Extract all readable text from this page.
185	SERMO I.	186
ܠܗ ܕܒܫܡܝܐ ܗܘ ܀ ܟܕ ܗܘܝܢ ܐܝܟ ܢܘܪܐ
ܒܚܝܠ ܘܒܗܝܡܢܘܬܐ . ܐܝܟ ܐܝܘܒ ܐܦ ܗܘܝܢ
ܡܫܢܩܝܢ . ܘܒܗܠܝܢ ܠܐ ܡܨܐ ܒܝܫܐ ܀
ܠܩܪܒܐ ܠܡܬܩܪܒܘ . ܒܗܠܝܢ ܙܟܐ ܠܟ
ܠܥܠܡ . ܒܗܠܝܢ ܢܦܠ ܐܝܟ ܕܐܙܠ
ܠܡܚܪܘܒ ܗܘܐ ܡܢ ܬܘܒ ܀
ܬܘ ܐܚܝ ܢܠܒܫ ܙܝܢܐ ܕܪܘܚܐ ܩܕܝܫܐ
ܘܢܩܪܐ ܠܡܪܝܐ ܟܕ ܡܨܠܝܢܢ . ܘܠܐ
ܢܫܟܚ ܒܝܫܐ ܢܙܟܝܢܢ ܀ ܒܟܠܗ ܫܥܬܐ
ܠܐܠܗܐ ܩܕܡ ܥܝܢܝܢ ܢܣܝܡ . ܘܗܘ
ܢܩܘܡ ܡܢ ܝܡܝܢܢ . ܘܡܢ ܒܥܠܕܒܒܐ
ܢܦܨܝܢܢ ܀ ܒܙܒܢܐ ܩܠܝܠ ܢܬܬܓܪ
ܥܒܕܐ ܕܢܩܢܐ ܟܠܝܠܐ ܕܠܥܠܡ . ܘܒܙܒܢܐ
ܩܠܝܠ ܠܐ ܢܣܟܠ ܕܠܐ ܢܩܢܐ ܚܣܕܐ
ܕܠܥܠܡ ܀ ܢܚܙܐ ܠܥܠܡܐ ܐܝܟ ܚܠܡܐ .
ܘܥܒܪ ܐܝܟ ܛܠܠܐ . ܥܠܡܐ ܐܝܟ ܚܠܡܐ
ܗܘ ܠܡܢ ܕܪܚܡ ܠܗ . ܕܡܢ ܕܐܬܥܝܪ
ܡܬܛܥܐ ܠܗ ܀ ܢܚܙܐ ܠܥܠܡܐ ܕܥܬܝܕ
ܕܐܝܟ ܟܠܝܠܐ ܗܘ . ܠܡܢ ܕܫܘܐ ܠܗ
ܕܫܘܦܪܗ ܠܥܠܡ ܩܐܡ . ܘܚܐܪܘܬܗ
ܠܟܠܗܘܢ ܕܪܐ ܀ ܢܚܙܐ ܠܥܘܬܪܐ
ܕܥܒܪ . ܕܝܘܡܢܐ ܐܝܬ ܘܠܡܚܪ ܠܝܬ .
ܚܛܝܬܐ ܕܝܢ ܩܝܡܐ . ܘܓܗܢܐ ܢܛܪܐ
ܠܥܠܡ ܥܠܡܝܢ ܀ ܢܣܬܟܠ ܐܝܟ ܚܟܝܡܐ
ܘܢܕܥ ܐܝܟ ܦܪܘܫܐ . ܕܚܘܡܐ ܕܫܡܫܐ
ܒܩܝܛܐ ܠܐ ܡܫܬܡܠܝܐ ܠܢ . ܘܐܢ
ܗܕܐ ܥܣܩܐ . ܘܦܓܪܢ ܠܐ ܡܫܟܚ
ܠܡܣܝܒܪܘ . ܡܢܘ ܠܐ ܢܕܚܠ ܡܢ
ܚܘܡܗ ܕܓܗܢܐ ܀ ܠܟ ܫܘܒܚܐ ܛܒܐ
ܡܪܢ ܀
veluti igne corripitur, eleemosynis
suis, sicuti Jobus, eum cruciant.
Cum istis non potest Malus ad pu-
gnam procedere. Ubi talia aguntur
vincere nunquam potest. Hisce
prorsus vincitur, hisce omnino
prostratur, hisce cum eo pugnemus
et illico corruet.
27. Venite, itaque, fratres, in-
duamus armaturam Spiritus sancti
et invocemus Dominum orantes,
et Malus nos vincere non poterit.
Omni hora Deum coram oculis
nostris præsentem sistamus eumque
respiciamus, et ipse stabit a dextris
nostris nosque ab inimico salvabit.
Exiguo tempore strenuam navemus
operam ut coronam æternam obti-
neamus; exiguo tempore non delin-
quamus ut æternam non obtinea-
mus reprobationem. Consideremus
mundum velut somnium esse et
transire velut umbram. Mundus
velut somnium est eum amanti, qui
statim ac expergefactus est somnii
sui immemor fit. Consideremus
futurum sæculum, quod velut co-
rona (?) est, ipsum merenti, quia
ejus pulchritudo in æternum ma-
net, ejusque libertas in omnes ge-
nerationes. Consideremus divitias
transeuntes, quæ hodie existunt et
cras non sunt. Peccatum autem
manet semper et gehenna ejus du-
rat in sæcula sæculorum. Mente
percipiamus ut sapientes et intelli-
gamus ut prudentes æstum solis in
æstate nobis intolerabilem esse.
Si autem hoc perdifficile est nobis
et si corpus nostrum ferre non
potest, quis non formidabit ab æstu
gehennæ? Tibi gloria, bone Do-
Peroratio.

------------------------------------

- THE TASK
Copy out each line that contains the word "ܕܠܥܠܡ".

- OUTPUT OF THE EXERCISE
ܥܒܕܐ ܕܢܩܢܐ ܟܠܝܠܐ ܕܠܥܠܡ . ܘܒܙܒܢܐ
ܕܠܥܠܡ ܀ ܢܚܙܐ ܠܥܠܡܐ ܐܝܟ ܚܠܡܐ .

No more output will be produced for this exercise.